Data listing
'''

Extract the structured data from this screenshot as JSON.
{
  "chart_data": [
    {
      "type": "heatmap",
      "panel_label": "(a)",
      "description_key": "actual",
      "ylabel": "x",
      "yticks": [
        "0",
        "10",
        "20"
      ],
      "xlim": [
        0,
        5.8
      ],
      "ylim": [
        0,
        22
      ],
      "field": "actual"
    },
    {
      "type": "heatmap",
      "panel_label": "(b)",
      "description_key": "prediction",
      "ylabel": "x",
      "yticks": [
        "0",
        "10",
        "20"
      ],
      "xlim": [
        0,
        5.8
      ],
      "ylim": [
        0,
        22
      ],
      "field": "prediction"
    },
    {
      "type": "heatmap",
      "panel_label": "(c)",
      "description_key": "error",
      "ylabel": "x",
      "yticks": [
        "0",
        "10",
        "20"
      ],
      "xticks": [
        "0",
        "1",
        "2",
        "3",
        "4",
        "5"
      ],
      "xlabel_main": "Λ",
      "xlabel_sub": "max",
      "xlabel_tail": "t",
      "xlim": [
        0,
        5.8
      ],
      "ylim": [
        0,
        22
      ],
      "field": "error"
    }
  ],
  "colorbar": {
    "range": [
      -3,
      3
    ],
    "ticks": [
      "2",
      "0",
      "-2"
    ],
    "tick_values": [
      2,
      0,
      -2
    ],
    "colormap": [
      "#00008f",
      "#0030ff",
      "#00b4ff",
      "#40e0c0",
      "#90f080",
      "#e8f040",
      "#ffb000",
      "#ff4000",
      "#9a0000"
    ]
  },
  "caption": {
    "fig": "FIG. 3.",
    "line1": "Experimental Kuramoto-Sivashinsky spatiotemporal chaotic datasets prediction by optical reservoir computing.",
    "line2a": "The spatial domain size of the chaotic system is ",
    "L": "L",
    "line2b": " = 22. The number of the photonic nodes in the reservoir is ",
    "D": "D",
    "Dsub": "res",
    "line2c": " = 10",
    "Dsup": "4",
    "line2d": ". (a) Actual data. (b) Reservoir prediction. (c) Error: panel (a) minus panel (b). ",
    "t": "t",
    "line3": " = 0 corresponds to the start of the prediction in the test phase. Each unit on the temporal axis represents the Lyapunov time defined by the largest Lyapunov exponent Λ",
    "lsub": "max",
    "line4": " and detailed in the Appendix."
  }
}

'''

Exercise brief — Give all of the entries again, word for word.

Solution to the exercise —
Extract the structured data from this screenshot as JSON.
{
  "chart_data": [
    {
      "type": "heatmap",
      "panel_label": "(a)",
      "description_key": "actual",
      "ylabel": "x",
      "yticks": [
        "0",
        "10",
        "20"
      ],
      "xlim": [
        0,
        5.8
      ],
      "ylim": [
        0,
        22
      ],
      "field": "actual"
    },
    {
      "type": "heatmap",
      "panel_label": "(b)",
      "description_key": "prediction",
      "ylabel": "x",
      "yticks": [
        "0",
        "10",
        "20"
      ],
      "xlim": [
        0,
        5.8
      ],
      "ylim": [
        0,
        22
      ],
      "field": "prediction"
    },
    {
      "type": "heatmap",
      "panel_label": "(c)",
      "description_key": "error",
      "ylabel": "x",
      "yticks": [
        "0",
        "10",
        "20"
      ],
      "xticks": [
        "0",
        "1",
        "2",
        "3",
        "4",
        "5"
      ],
      "xlabel_main": "Λ",
      "xlabel_sub": "max",
      "xlabel_tail": "t",
      "xlim": [
        0,
        5.8
      ],
      "ylim": [
        0,
        22
      ],
      "field": "error"
    }
  ],
  "colorbar": {
    "range": [
      -3,
      3
    ],
    "ticks": [
      "2",
      "0",
      "-2"
    ],
    "tick_values": [
      2,
      0,
      -2
    ],
    "colormap": [
      "#00008f",
      "#0030ff",
      "#00b4ff",
      "#40e0c0",
      "#90f080",
      "#e8f040",
      "#ffb000",
      "#ff4000",
      "#9a0000"
    ]
  },
  "caption": {
    "fig": "FIG. 3.",
    "line1": "Experimental Kuramoto-Sivashinsky spatiotemporal chaotic datasets prediction by optical reservoir computing.",
    "line2a": "The spatial domain size of the chaotic system is ",
    "L": "L",
    "line2b": " = 22. The number of the photonic nodes in the reservoir is ",
    "D": "D",
    "Dsub": "res",
    "line2c": " = 10",
    "Dsup": "4",
    "line2d": ". (a) Actual data. (b) Reservoir prediction. (c) Error: panel (a) minus panel (b). ",
    "t": "t",
    "line3": " = 0 corresponds to the start of the prediction in the test phase. Each unit on the temporal axis represents the Lyapunov time defined by the largest Lyapunov exponent Λ",
    "lsub": "max",
    "line4": " and detailed in the Appendix."
  }
}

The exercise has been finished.